(Exercise instructions): Your job is to retype all of the data word for word, leaving every image out.

(Records for the task):
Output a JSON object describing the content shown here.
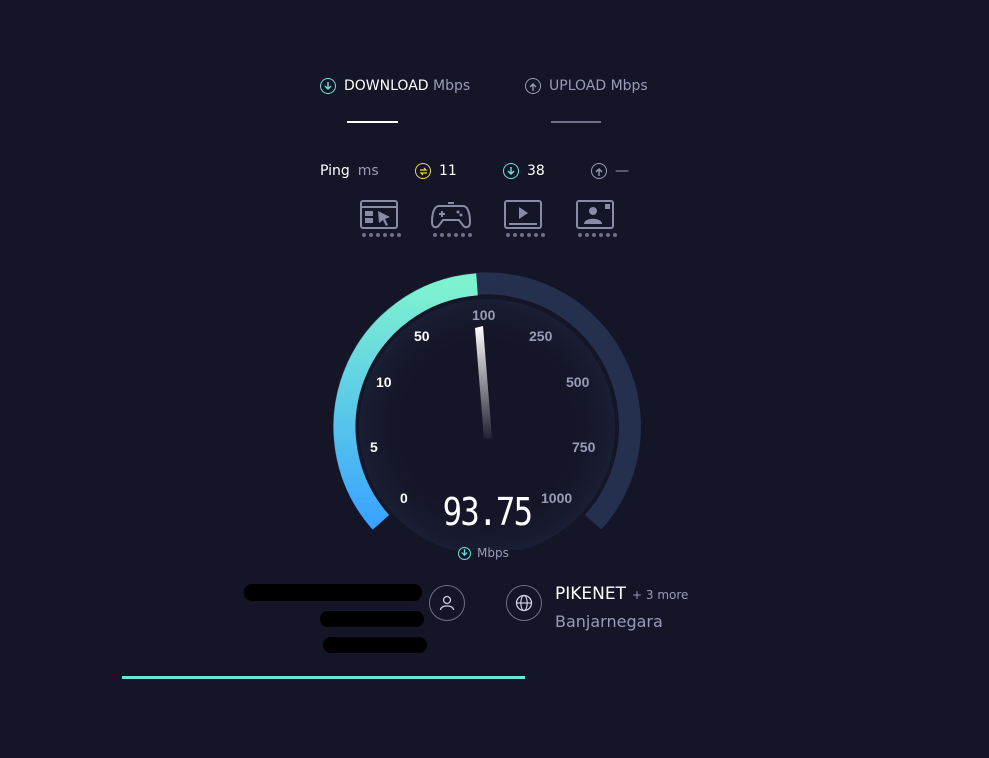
{
  "tabs": {
    "download": {
      "label": "DOWNLOAD",
      "unit": "Mbps"
    },
    "upload": {
      "label": "UPLOAD",
      "unit": "Mbps"
    }
  },
  "ping": {
    "label": "Ping",
    "unit": "ms",
    "idle": "11",
    "download": "38",
    "upload": "—"
  },
  "activities": [
    {
      "icon": "web-browsing-icon"
    },
    {
      "icon": "gaming-icon"
    },
    {
      "icon": "video-streaming-icon"
    },
    {
      "icon": "video-call-icon"
    }
  ],
  "gauge": {
    "ticks": [
      "0",
      "5",
      "10",
      "50",
      "100",
      "250",
      "500",
      "750",
      "1000"
    ],
    "value": "93.75",
    "unit": "Mbps"
  },
  "isp": {
    "name": "PIKENET",
    "more": "+ 3 more",
    "location": "Banjarnegara"
  },
  "progress": 0.53,
  "colors": {
    "background": "#141526",
    "accent_cyan": "#6fe3d9",
    "gauge_fill_start": "#3aa3ff",
    "gauge_fill_end": "#7ef2cf",
    "gauge_track": "#25304f",
    "ping_idle": "#f2d65c"
  }
}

(Exercise result):
Output a JSON object describing the content shown here.
{
  "tabs": {
    "download": {
      "label": "DOWNLOAD",
      "unit": "Mbps"
    },
    "upload": {
      "label": "UPLOAD",
      "unit": "Mbps"
    }
  },
  "ping": {
    "label": "Ping",
    "unit": "ms",
    "idle": "11",
    "download": "38",
    "upload": "—"
  },
  "activities": [
    {
      "icon": "web-browsing-icon"
    },
    {
      "icon": "gaming-icon"
    },
    {
      "icon": "video-streaming-icon"
    },
    {
      "icon": "video-call-icon"
    }
  ],
  "gauge": {
    "ticks": [
      "0",
      "5",
      "10",
      "50",
      "100",
      "250",
      "500",
      "750",
      "1000"
    ],
    "value": "93.75",
    "unit": "Mbps"
  },
  "isp": {
    "name": "PIKENET",
    "more": "+ 3 more",
    "location": "Banjarnegara"
  },
  "progress": 0.53,
  "colors": {
    "background": "#141526",
    "accent_cyan": "#6fe3d9",
    "gauge_fill_start": "#3aa3ff",
    "gauge_fill_end": "#7ef2cf",
    "gauge_track": "#25304f",
    "ping_idle": "#f2d65c"
  }
}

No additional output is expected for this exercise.